▸ **Aim of the exercise**: In the listing below, locate the lines bearing the word "much". Copy every one of them.

+===+

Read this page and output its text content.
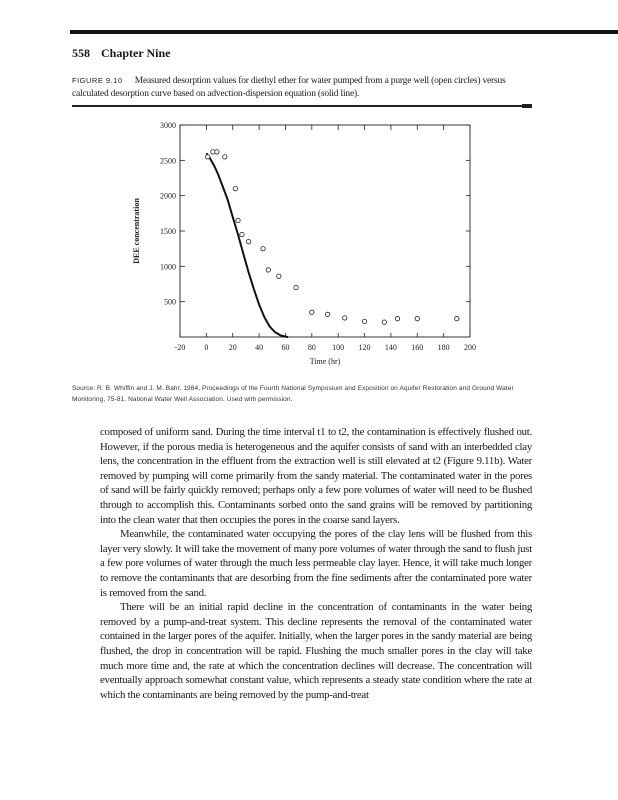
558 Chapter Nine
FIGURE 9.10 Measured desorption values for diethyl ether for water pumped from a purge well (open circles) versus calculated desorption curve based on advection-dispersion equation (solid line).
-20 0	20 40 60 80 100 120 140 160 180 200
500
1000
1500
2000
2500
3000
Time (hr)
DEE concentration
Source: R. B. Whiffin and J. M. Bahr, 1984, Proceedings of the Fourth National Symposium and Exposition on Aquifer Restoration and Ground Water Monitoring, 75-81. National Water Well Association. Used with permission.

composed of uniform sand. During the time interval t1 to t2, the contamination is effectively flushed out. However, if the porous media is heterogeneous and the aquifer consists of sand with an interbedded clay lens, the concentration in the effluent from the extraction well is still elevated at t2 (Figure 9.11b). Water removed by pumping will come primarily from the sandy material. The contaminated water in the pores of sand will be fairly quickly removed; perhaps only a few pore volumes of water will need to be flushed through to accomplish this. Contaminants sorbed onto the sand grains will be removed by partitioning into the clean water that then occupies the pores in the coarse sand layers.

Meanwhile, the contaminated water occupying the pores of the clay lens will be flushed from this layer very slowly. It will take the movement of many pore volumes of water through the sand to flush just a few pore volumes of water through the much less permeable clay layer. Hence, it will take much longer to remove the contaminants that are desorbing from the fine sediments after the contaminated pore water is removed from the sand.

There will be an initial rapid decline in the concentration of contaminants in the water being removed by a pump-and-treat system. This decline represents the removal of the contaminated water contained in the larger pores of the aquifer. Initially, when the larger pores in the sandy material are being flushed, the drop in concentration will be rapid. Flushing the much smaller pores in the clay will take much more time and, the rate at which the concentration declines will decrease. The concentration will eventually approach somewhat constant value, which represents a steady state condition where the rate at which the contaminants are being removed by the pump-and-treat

+===+

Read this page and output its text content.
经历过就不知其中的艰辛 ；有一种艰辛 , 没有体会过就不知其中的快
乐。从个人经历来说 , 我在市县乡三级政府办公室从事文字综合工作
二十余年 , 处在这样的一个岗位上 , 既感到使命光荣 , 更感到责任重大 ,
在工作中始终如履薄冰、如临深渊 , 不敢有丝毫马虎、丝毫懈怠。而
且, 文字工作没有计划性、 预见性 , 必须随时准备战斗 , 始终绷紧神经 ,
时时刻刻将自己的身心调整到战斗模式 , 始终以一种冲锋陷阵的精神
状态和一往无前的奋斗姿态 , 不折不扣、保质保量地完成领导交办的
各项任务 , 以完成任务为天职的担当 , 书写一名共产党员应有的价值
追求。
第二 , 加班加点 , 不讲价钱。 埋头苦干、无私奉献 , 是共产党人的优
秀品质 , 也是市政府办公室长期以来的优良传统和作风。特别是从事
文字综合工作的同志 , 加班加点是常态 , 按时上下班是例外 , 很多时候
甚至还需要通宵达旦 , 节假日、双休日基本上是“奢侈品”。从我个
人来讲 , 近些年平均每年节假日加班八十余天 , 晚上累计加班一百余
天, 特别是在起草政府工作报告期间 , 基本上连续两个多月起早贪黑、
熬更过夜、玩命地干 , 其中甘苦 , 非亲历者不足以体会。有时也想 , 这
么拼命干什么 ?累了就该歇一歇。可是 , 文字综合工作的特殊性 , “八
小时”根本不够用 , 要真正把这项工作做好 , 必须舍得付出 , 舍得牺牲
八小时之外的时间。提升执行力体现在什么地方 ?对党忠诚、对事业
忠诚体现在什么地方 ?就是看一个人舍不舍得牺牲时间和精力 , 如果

+===+

▸ **Written solution**:
Meanwhile, the contaminated water occupying the pores of the clay lens will be flushed from this layer very slowly. It will take the movement of many pore volumes of water through the sand to flush just a few pore volumes of water through the much less permeable clay layer. Hence, it will take much longer to remove the contaminants that are desorbing from the fine sediments after the contaminated pore water is removed from the sand.
There will be an initial rapid decline in the concentration of contaminants in the water being removed by a pump-and-treat system. This decline represents the removal of the contaminated water contained in the larger pores of the aquifer. Initially, when the larger pores in the sandy material are being flushed, the drop in concentration will be rapid. Flushing the much smaller pores in the clay will take much more time and, the rate at which the concentration declines will decrease. The concentration will eventually approach somewhat constant value, which represents a steady state condition where the rate at which the contaminants are being removed by the pump-and-treat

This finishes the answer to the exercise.